What the task requires
Each line below is to be written out in full, exactly as shown.

Items from a data source:

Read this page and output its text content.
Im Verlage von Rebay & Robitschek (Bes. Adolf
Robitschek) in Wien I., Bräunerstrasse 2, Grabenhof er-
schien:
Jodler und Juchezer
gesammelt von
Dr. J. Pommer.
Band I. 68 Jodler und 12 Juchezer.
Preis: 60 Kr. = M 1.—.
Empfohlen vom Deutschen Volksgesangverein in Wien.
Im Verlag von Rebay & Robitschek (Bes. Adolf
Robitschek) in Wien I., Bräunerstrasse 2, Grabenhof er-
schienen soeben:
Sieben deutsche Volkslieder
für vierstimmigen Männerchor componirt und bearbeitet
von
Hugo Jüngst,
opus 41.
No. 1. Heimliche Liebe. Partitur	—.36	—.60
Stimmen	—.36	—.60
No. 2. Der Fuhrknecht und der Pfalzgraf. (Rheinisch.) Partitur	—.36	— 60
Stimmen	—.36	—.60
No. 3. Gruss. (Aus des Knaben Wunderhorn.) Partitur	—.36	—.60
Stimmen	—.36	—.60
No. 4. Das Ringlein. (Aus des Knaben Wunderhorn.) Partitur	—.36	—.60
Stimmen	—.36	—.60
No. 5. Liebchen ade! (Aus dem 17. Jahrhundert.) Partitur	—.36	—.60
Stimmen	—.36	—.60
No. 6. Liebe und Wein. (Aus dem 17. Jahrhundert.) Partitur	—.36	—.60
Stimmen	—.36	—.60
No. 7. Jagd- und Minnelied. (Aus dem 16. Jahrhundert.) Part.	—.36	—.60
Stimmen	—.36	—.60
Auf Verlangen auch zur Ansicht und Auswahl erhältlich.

Reply
Read this page and output its text content.
Im Verlage von Rebay & Robitschek (Bes. Adolf
Robitschek) in Wien I., Bräunerstrasse 2, Grabenhof er-
schien:
Jodler und Juchezer
gesammelt von
Dr. J. Pommer.
Band I. 68 Jodler und 12 Juchezer.
Preis: 60 Kr. = M 1.—.
Empfohlen vom Deutschen Volksgesangverein in Wien.
Im Verlag von Rebay & Robitschek (Bes. Adolf
Robitschek) in Wien I., Bräunerstrasse 2, Grabenhof er-
schienen soeben:
Sieben deutsche Volkslieder
für vierstimmigen Männerchor componirt und bearbeitet
von
Hugo Jüngst,
opus 41.
No. 1. Heimliche Liebe. Partitur	—.36	—.60
Stimmen	—.36	—.60
No. 2. Der Fuhrknecht und der Pfalzgraf. (Rheinisch.) Partitur	—.36	— 60
Stimmen	—.36	—.60
No. 3. Gruss. (Aus des Knaben Wunderhorn.) Partitur	—.36	—.60
Stimmen	—.36	—.60
No. 4. Das Ringlein. (Aus des Knaben Wunderhorn.) Partitur	—.36	—.60
Stimmen	—.36	—.60
No. 5. Liebchen ade! (Aus dem 17. Jahrhundert.) Partitur	—.36	—.60
Stimmen	—.36	—.60
No. 6. Liebe und Wein. (Aus dem 17. Jahrhundert.) Partitur	—.36	—.60
Stimmen	—.36	—.60
No. 7. Jagd- und Minnelied. (Aus dem 16. Jahrhundert.) Part.	—.36	—.60
Stimmen	—.36	—.60
Auf Verlangen auch zur Ansicht und Auswahl erhältlich.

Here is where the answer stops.